[STORED ROWS start]

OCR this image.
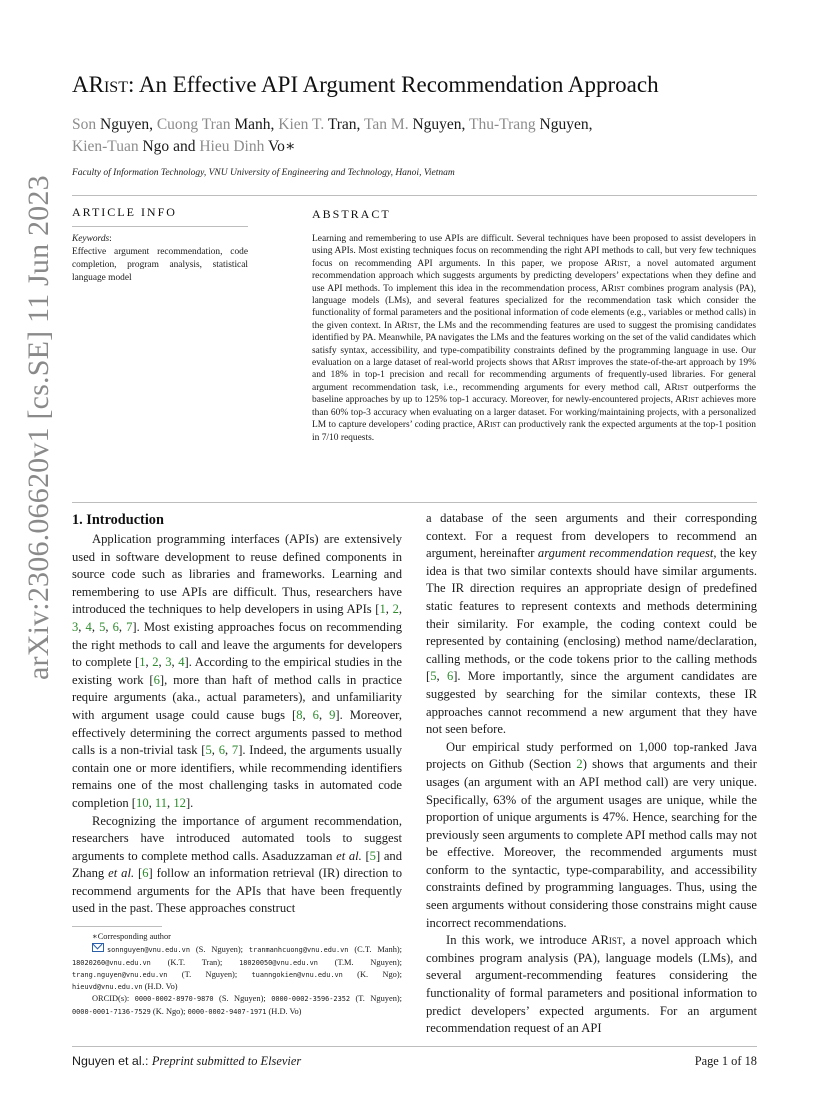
arXiv:2306.06620v1 [cs.SE] 11 Jun 2023
ARist: An Effective API Argument Recommendation Approach
Son Nguyen, Cuong Tran Manh, Kien T. Tran, Tan M. Nguyen, Thu-Trang Nguyen,
Kien-Tuan Ngo and Hieu Dinh Vo∗
Faculty of Information Technology, VNU University of Engineering and Technology, Hanoi, Vietnam
ARTICLE INFO
Keywords:
Effective argument recommendation, code completion, program analysis, statistical language model
ABSTRACT
Learning and remembering to use APIs are difficult. Several techniques have been proposed to assist developers in using APIs. Most existing techniques focus on recommending the right API methods to call, but very few techniques focus on recommending API arguments. In this paper, we propose ARist, a novel automated argument recommendation approach which suggests arguments by predicting developers’ expectations when they define and use API methods. To implement this idea in the recommendation process, ARist combines program analysis (PA), language models (LMs), and several features specialized for the recommendation task which consider the functionality of formal parameters and the positional information of code elements (e.g., variables or method calls) in the given context. In ARist, the LMs and the recommending features are used to suggest the promising candidates identified by PA. Meanwhile, PA navigates the LMs and the features working on the set of the valid candidates which satisfy syntax, accessibility, and type-compatibility constraints defined by the programming language in use. Our evaluation on a large dataset of real-world projects shows that ARist improves the state-of-the-art approach by 19% and 18% in top-1 precision and recall for recommending arguments of frequently-used libraries. For general argument recommendation task, i.e., recommending arguments for every method call, ARist outperforms the baseline approaches by up to 125% top-1 accuracy. Moreover, for newly-encountered projects, ARist achieves more than 60% top-3 accuracy when evaluating on a larger dataset. For working/maintaining projects, with a personalized LM to capture developers’ coding practice, ARist can productively rank the expected arguments at the top-1 position in 7/10 requests.
1. Introduction

Application programming interfaces (APIs) are extensively used in software development to reuse defined components in source code such as libraries and frameworks. Learning and remembering to use APIs are difficult. Thus, researchers have introduced the techniques to help developers in using APIs [1, 2, 3, 4, 5, 6, 7]. Most existing approaches focus on recommending the right methods to call and leave the arguments for developers to complete [1, 2, 3, 4]. According to the empirical studies in the existing work [6], more than haft of method calls in practice require arguments (aka., actual parameters), and unfamiliarity with argument usage could cause bugs [8, 6, 9]. Moreover, effectively determining the correct arguments passed to method calls is a non-trivial task [5, 6, 7]. Indeed, the arguments usually contain one or more identifiers, while recommending identifiers remains one of the most challenging tasks in automated code completion [10, 11, 12].

Recognizing the importance of argument recommendation, researchers have introduced automated tools to suggest arguments to complete method calls. Asaduzzaman et al. [5] and Zhang et al. [6] follow an information retrieval (IR) direction to recommend arguments for the APIs that have been frequently used in the past. These approaches construct

∗Corresponding author

sonnguyen@vnu.edu.vn (S. Nguyen); tranmanhcuong@vnu.edu.vn (C.T. Manh); 18020260@vnu.edu.vn (K.T. Tran); 18020050@vnu.edu.vn (T.M. Nguyen); trang.nguyen@vnu.edu.vn (T. Nguyen); tuanngokien@vnu.edu.vn (K. Ngo); hieuvd@vnu.edu.vn (H.D. Vo)

ORCID(s): 0000-0002-8970-9870 (S. Nguyen); 0000-0002-3596-2352 (T. Nguyen); 0000-0001-7136-7529 (K. Ngo); 0000-0002-9407-1971 (H.D. Vo)

a database of the seen arguments and their corresponding context. For a request from developers to recommend an argument, hereinafter argument recommendation request, the key idea is that two similar contexts should have similar arguments. The IR direction requires an appropriate design of predefined static features to represent contexts and methods determining their similarity. For example, the coding context could be represented by containing (enclosing) method name/declaration, calling methods, or the code tokens prior to the calling methods [5, 6]. More importantly, since the argument candidates are suggested by searching for the similar contexts, these IR approaches cannot recommend a new argument that they have not seen before.

Our empirical study performed on 1,000 top-ranked Java projects on Github (Section 2) shows that arguments and their usages (an argument with an API method call) are very unique. Specifically, 63% of the argument usages are unique, while the proportion of unique arguments is 47%. Hence, searching for the previously seen arguments to complete API method calls may not be effective. Moreover, the recommended arguments must conform to the syntactic, type-comparability, and accessibility constraints defined by programming languages. Thus, using the seen arguments without considering those constrains might cause incorrect recommendations.

In this work, we introduce ARist, a novel approach which combines program analysis (PA), language models (LMs), and several argument-recommending features considering the functionality of formal parameters and positional information to predict developers’ expected arguments. For an argument recommendation request of an API

Nguyen et al.: Preprint submitted to Elsevier	Page 1 of 18
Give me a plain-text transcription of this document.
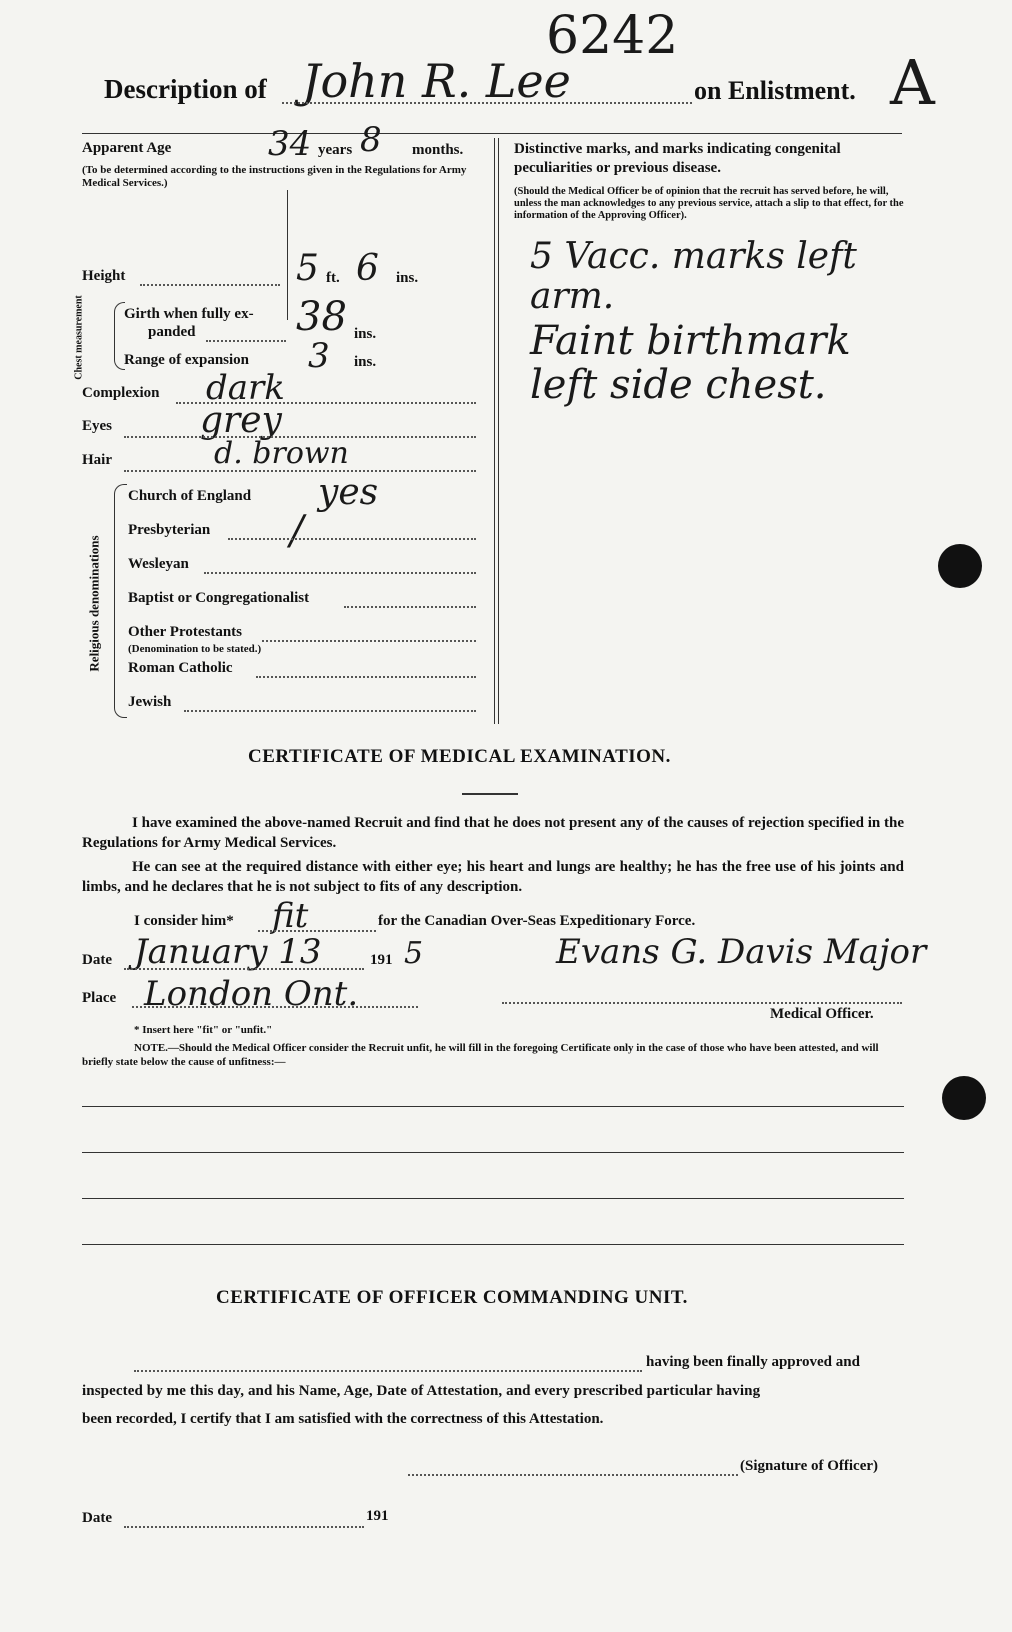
6242
Description of John R. Lee	on Enlistment. A
Apparent Age	34 years 8 months.
(To be determined according to the instructions given in the Regulations for Army Medical Services.)
Height	5 ft. 6 ins.
Chest measurement	Girth when fully ex-
panded	38 ins.
Range of expansion 3 ins.
Complexion dark
Eyes grey
Hair	d. brown
Religious denominations
Church of England yes
/
Presbyterian
Wesleyan
Baptist or Congregationalist
Other Protestants
(Denomination to be stated.)
Roman Catholic
Jewish
Distinctive marks, and marks indicating congenital peculiarities or previous disease.
(Should the Medical Officer be of opinion that the recruit has served before, he will, unless the man acknowledges to any previous service, attach a slip to that effect, for the information of the Approving Officer).
5 Vacc. marks left
arm.
Faint birthmark
left side chest.
CERTIFICATE OF MEDICAL EXAMINATION.
I have examined the above-named Recruit and find that he does not present any of the causes of rejection specified in the Regulations for Army Medical Services.
He can see at the required distance with either eye; his heart and lungs are healthy; he has the free use of his joints and limbs, and he declares that he is not subject to fits of any description.
I consider him* fit	for the Canadian Over-Seas Expeditionary Force.
Date January 13	191 5	Evans G. Davis Major
Medical Officer.
Place London Ont.
* Insert here "fit" or "unfit."
NOTE.—Should the Medical Officer consider the Recruit unfit, he will fill in the foregoing Certificate only in the case of those who have been attested, and will briefly state below the cause of unfitness:—
CERTIFICATE OF OFFICER COMMANDING UNIT.
having been finally approved and
inspected by me this day, and his Name, Age, Date of Attestation, and every prescribed particular having
been recorded, I certify that I am satisfied with the correctness of this Attestation.
(Signature of Officer)
Date	191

[STORED ROWS end]

### STATED GOAL
Excluding the pictures, reproduce every entry exactly as given.

### ANSWER TO THIS TASK
OCR this image.
arXiv:2306.06620v1 [cs.SE] 11 Jun 2023
ARist: An Effective API Argument Recommendation Approach
Son Nguyen, Cuong Tran Manh, Kien T. Tran, Tan M. Nguyen, Thu-Trang Nguyen,
Kien-Tuan Ngo and Hieu Dinh Vo∗
Faculty of Information Technology, VNU University of Engineering and Technology, Hanoi, Vietnam
ARTICLE INFO
Keywords:
Effective argument recommendation, code completion, program analysis, statistical language model
ABSTRACT
Learning and remembering to use APIs are difficult. Several techniques have been proposed to assist developers in using APIs. Most existing techniques focus on recommending the right API methods to call, but very few techniques focus on recommending API arguments. In this paper, we propose ARist, a novel automated argument recommendation approach which suggests arguments by predicting developers’ expectations when they define and use API methods. To implement this idea in the recommendation process, ARist combines program analysis (PA), language models (LMs), and several features specialized for the recommendation task which consider the functionality of formal parameters and the positional information of code elements (e.g., variables or method calls) in the given context. In ARist, the LMs and the recommending features are used to suggest the promising candidates identified by PA. Meanwhile, PA navigates the LMs and the features working on the set of the valid candidates which satisfy syntax, accessibility, and type-compatibility constraints defined by the programming language in use. Our evaluation on a large dataset of real-world projects shows that ARist improves the state-of-the-art approach by 19% and 18% in top-1 precision and recall for recommending arguments of frequently-used libraries. For general argument recommendation task, i.e., recommending arguments for every method call, ARist outperforms the baseline approaches by up to 125% top-1 accuracy. Moreover, for newly-encountered projects, ARist achieves more than 60% top-3 accuracy when evaluating on a larger dataset. For working/maintaining projects, with a personalized LM to capture developers’ coding practice, ARist can productively rank the expected arguments at the top-1 position in 7/10 requests.
1. Introduction

Application programming interfaces (APIs) are extensively used in software development to reuse defined components in source code such as libraries and frameworks. Learning and remembering to use APIs are difficult. Thus, researchers have introduced the techniques to help developers in using APIs [1, 2, 3, 4, 5, 6, 7]. Most existing approaches focus on recommending the right methods to call and leave the arguments for developers to complete [1, 2, 3, 4]. According to the empirical studies in the existing work [6], more than haft of method calls in practice require arguments (aka., actual parameters), and unfamiliarity with argument usage could cause bugs [8, 6, 9]. Moreover, effectively determining the correct arguments passed to method calls is a non-trivial task [5, 6, 7]. Indeed, the arguments usually contain one or more identifiers, while recommending identifiers remains one of the most challenging tasks in automated code completion [10, 11, 12].

Recognizing the importance of argument recommendation, researchers have introduced automated tools to suggest arguments to complete method calls. Asaduzzaman et al. [5] and Zhang et al. [6] follow an information retrieval (IR) direction to recommend arguments for the APIs that have been frequently used in the past. These approaches construct

∗Corresponding author

sonnguyen@vnu.edu.vn (S. Nguyen); tranmanhcuong@vnu.edu.vn (C.T. Manh); 18020260@vnu.edu.vn (K.T. Tran); 18020050@vnu.edu.vn (T.M. Nguyen); trang.nguyen@vnu.edu.vn (T. Nguyen); tuanngokien@vnu.edu.vn (K. Ngo); hieuvd@vnu.edu.vn (H.D. Vo)

ORCID(s): 0000-0002-8970-9870 (S. Nguyen); 0000-0002-3596-2352 (T. Nguyen); 0000-0001-7136-7529 (K. Ngo); 0000-0002-9407-1971 (H.D. Vo)

a database of the seen arguments and their corresponding context. For a request from developers to recommend an argument, hereinafter argument recommendation request, the key idea is that two similar contexts should have similar arguments. The IR direction requires an appropriate design of predefined static features to represent contexts and methods determining their similarity. For example, the coding context could be represented by containing (enclosing) method name/declaration, calling methods, or the code tokens prior to the calling methods [5, 6]. More importantly, since the argument candidates are suggested by searching for the similar contexts, these IR approaches cannot recommend a new argument that they have not seen before.

Our empirical study performed on 1,000 top-ranked Java projects on Github (Section 2) shows that arguments and their usages (an argument with an API method call) are very unique. Specifically, 63% of the argument usages are unique, while the proportion of unique arguments is 47%. Hence, searching for the previously seen arguments to complete API method calls may not be effective. Moreover, the recommended arguments must conform to the syntactic, type-comparability, and accessibility constraints defined by programming languages. Thus, using the seen arguments without considering those constrains might cause incorrect recommendations.

In this work, we introduce ARist, a novel approach which combines program analysis (PA), language models (LMs), and several argument-recommending features considering the functionality of formal parameters and positional information to predict developers’ expected arguments. For an argument recommendation request of an API

Nguyen et al.: Preprint submitted to Elsevier	Page 1 of 18
Give me a plain-text transcription of this document.
6242
Description of John R. Lee	on Enlistment. A
Apparent Age	34 years 8 months.
(To be determined according to the instructions given in the Regulations for Army Medical Services.)
Height	5 ft. 6 ins.
Chest measurement	Girth when fully ex-
panded	38 ins.
Range of expansion 3 ins.
Complexion dark
Eyes grey
Hair	d. brown
Religious denominations
Church of England yes
/
Presbyterian
Wesleyan
Baptist or Congregationalist
Other Protestants
(Denomination to be stated.)
Roman Catholic
Jewish
Distinctive marks, and marks indicating congenital peculiarities or previous disease.
(Should the Medical Officer be of opinion that the recruit has served before, he will, unless the man acknowledges to any previous service, attach a slip to that effect, for the information of the Approving Officer).
5 Vacc. marks left
arm.
Faint birthmark
left side chest.
CERTIFICATE OF MEDICAL EXAMINATION.
I have examined the above-named Recruit and find that he does not present any of the causes of rejection specified in the Regulations for Army Medical Services.
He can see at the required distance with either eye; his heart and lungs are healthy; he has the free use of his joints and limbs, and he declares that he is not subject to fits of any description.
I consider him* fit	for the Canadian Over-Seas Expeditionary Force.
Date January 13	191 5	Evans G. Davis Major
Medical Officer.
Place London Ont.
* Insert here "fit" or "unfit."
NOTE.—Should the Medical Officer consider the Recruit unfit, he will fill in the foregoing Certificate only in the case of those who have been attested, and will briefly state below the cause of unfitness:—
CERTIFICATE OF OFFICER COMMANDING UNIT.
having been finally approved and
inspected by me this day, and his Name, Age, Date of Attestation, and every prescribed particular having
been recorded, I certify that I am satisfied with the correctness of this Attestation.
(Signature of Officer)
Date	191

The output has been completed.